### [Given problem]
Without the pictures, give the entries below again exactly as written.

Stored entries
..............................

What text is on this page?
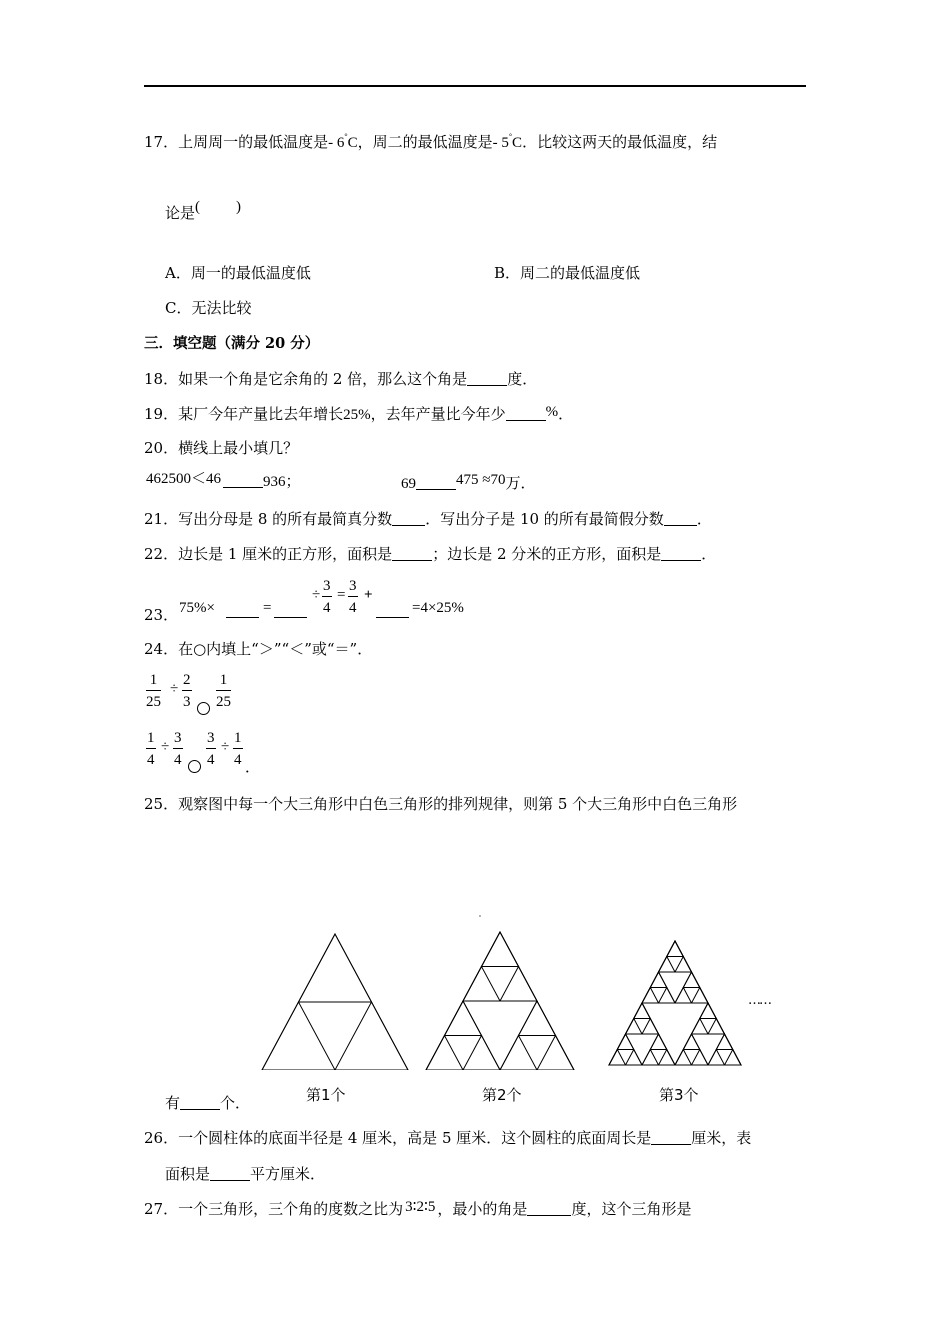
17．上周周一的最低温度是- 6°C，周二的最低温度是- 5°C．比较这两天的最低温度，结
论是( )
A．周一的最低温度低	B．周二的最低温度低
C．无法比较
三．填空题（满分 20 分）
18．如果一个角是它余角的 2 倍，那么这个角是	度．
19．某厂今年产量比去年增长25%，去年产量比今年少	%．
20．横线上最小填几？
462500＜46	936；	69	475 ≈70万．
21．写出分母是 8 的所有最简真分数 ．写出分子是 10 的所有最简假分数 ．
22．边长是 1 厘米的正方形，面积是	；边长是 2 分米的正方形，面积是	．
23． 75%×	=
÷ $\frac{3}{4} = \frac{3}{4}$ +
=4×25%
24．在○内填上“＞”“＜”或“＝”．
$\frac{1}{25} \div \frac{2}{3} \frac{1}{25}$
$\frac{1}{4} \div \frac{3}{4} \frac{3}{4} \div \frac{1}{4}$ ．
25．观察图中每一个大三角形中白色三角形的排列规律，则第 5 个大三角形中白色三角形
……
第1个	第2个	第3个
有	个．
26．一个圆柱体的底面半径是 4 厘米，高是 5 厘米．这个圆柱的底面周长是	厘米，表
面积是	平方厘米．
27．一个三角形，三个角的度数之比为 3∶2∶5 ，最小的角是	度，这个三角形是
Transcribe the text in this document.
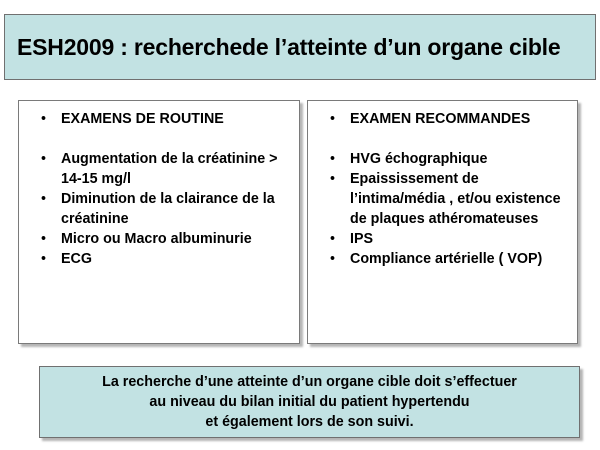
ESH2009 : recherchede l’atteinte d’un organe cible
• EXAMENS DE ROUTINE
• Augmentation de la créatinine > 14-15 mg/l
• Diminution de la clairance de la créatinine
• Micro ou Macro albuminurie
• ECG
• EXAMEN RECOMMANDES
• HVG échographique
• Epaississement de l’intima/média , et/ou existence de plaques athéromateuses
• IPS
• Compliance artérielle ( VOP)

La recherche d’une atteinte d’un organe cible doit s’effectuer
au niveau du bilan initial du patient hypertendu
et également lors de son suivi.
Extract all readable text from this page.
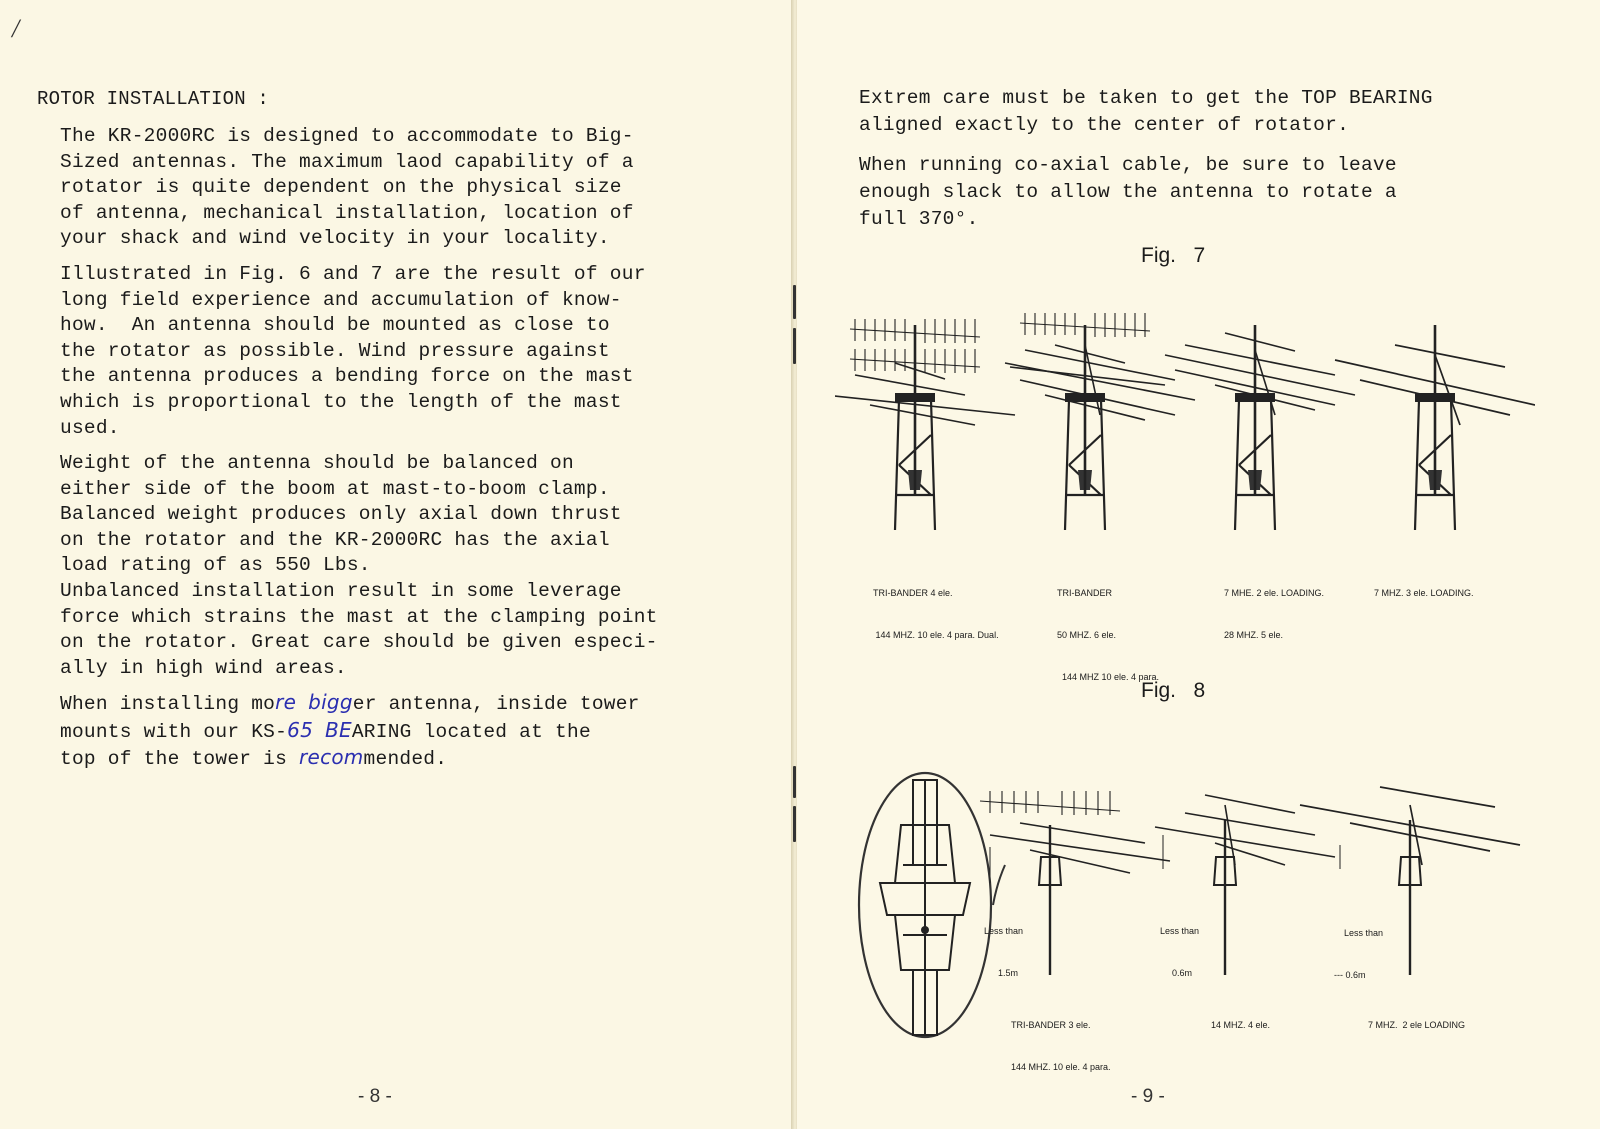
/
ROTOR INSTALLATION :

The KR-2000RC is designed to accommodate to Big-
Sized antennas. The maximum laod capability of a
rotator is quite dependent on the physical size
of antenna, mechanical installation, location of
your shack and wind velocity in your locality.

Illustrated in Fig. 6 and 7 are the result of our
long field experience and accumulation of know-
how.  An antenna should be mounted as close to
the rotator as possible. Wind pressure against
the antenna produces a bending force on the mast
which is proportional to the length of the mast
used.

Weight of the antenna should be balanced on
either side of the boom at mast-to-boom clamp.
Balanced weight produces only axial down thrust
on the rotator and the KR-2000RC has the axial
load rating of as 550 Lbs.
Unbalanced installation result in some leverage
force which strains the mast at the clamping point
on the rotator. Great care should be given especi-
ally in high wind areas.

When installing more bigger antenna, inside tower
mounts with our KS-65 BEARING located at the
top of the tower is recommended.

- 8 -

Extrem care must be taken to get the TOP BEARING
aligned exactly to the center of rotator.

When running co-axial cable, be sure to leave
enough slack to allow the antenna to rotate a
full 370°.

Fig.   7

TRI-BANDER 4 ele.

144 MHZ. 10 ele. 4 para. Dual.

TRI-BANDER

50 MHZ. 6 ele.

144 MHZ 10 ele. 4 para.

7 MHE. 2 ele. LOADING.

28 MHZ. 5 ele.

7 MHZ. 3 ele. LOADING.

Fig.   8

Less than

1.5m

Less than

0.6m

Less than

--- 0.6m

TRI-BANDER 3 ele.

144 MHZ. 10 ele. 4 para.

14 MHZ. 4 ele.

	7 MHZ.  2 ele LOADING

- 9 -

..............................

### [Written solution]
What text is on this page?
17．上周周一的最低温度是- 6°C，周二的最低温度是- 5°C．比较这两天的最低温度，结
论是( )
A．周一的最低温度低	B．周二的最低温度低
C．无法比较
三．填空题（满分 20 分）
18．如果一个角是它余角的 2 倍，那么这个角是	度．
19．某厂今年产量比去年增长25%，去年产量比今年少	%．
20．横线上最小填几？
462500＜46	936；	69	475 ≈70万．
21．写出分母是 8 的所有最简真分数 ．写出分子是 10 的所有最简假分数 ．
22．边长是 1 厘米的正方形，面积是	；边长是 2 分米的正方形，面积是	．
23． 75%×	=
÷ $\frac{3}{4} = \frac{3}{4}$ +
=4×25%
24．在○内填上“＞”“＜”或“＝”．
$\frac{1}{25} \div \frac{2}{3} \frac{1}{25}$
$\frac{1}{4} \div \frac{3}{4} \frac{3}{4} \div \frac{1}{4}$ ．
25．观察图中每一个大三角形中白色三角形的排列规律，则第 5 个大三角形中白色三角形
……
第1个	第2个	第3个
有	个．
26．一个圆柱体的底面半径是 4 厘米，高是 5 厘米．这个圆柱的底面周长是	厘米，表
面积是	平方厘米．
27．一个三角形，三个角的度数之比为 3∶2∶5 ，最小的角是	度，这个三角形是
Transcribe the text in this document.
ESH2009 : recherchede l’atteinte d’un organe cible
• EXAMENS DE ROUTINE
• Augmentation de la créatinine > 14-15 mg/l
• Diminution de la clairance de la créatinine
• Micro ou Macro albuminurie
• ECG
• EXAMEN RECOMMANDES
• HVG échographique
• Epaississement de l’intima/média , et/ou existence de plaques athéromateuses
• IPS
• Compliance artérielle ( VOP)

La recherche d’une atteinte d’un organe cible doit s’effectuer
au niveau du bilan initial du patient hypertendu
et également lors de son suivi.
Extract all readable text from this page.
/
ROTOR INSTALLATION :

The KR-2000RC is designed to accommodate to Big-
Sized antennas. The maximum laod capability of a
rotator is quite dependent on the physical size
of antenna, mechanical installation, location of
your shack and wind velocity in your locality.

Illustrated in Fig. 6 and 7 are the result of our
long field experience and accumulation of know-
how.  An antenna should be mounted as close to
the rotator as possible. Wind pressure against
the antenna produces a bending force on the mast
which is proportional to the length of the mast
used.

Weight of the antenna should be balanced on
either side of the boom at mast-to-boom clamp.
Balanced weight produces only axial down thrust
on the rotator and the KR-2000RC has the axial
load rating of as 550 Lbs.
Unbalanced installation result in some leverage
force which strains the mast at the clamping point
on the rotator. Great care should be given especi-
ally in high wind areas.

When installing more bigger antenna, inside tower
mounts with our KS-65 BEARING located at the
top of the tower is recommended.

- 8 -

Extrem care must be taken to get the TOP BEARING
aligned exactly to the center of rotator.

When running co-axial cable, be sure to leave
enough slack to allow the antenna to rotate a
full 370°.

Fig.   7

TRI-BANDER 4 ele.

144 MHZ. 10 ele. 4 para. Dual.

TRI-BANDER

50 MHZ. 6 ele.

144 MHZ 10 ele. 4 para.

7 MHE. 2 ele. LOADING.

28 MHZ. 5 ele.

7 MHZ. 3 ele. LOADING.

Fig.   8

Less than

1.5m

Less than

0.6m

Less than

--- 0.6m

TRI-BANDER 3 ele.

144 MHZ. 10 ele. 4 para.

14 MHZ. 4 ele.

	7 MHZ.  2 ele LOADING

- 9 -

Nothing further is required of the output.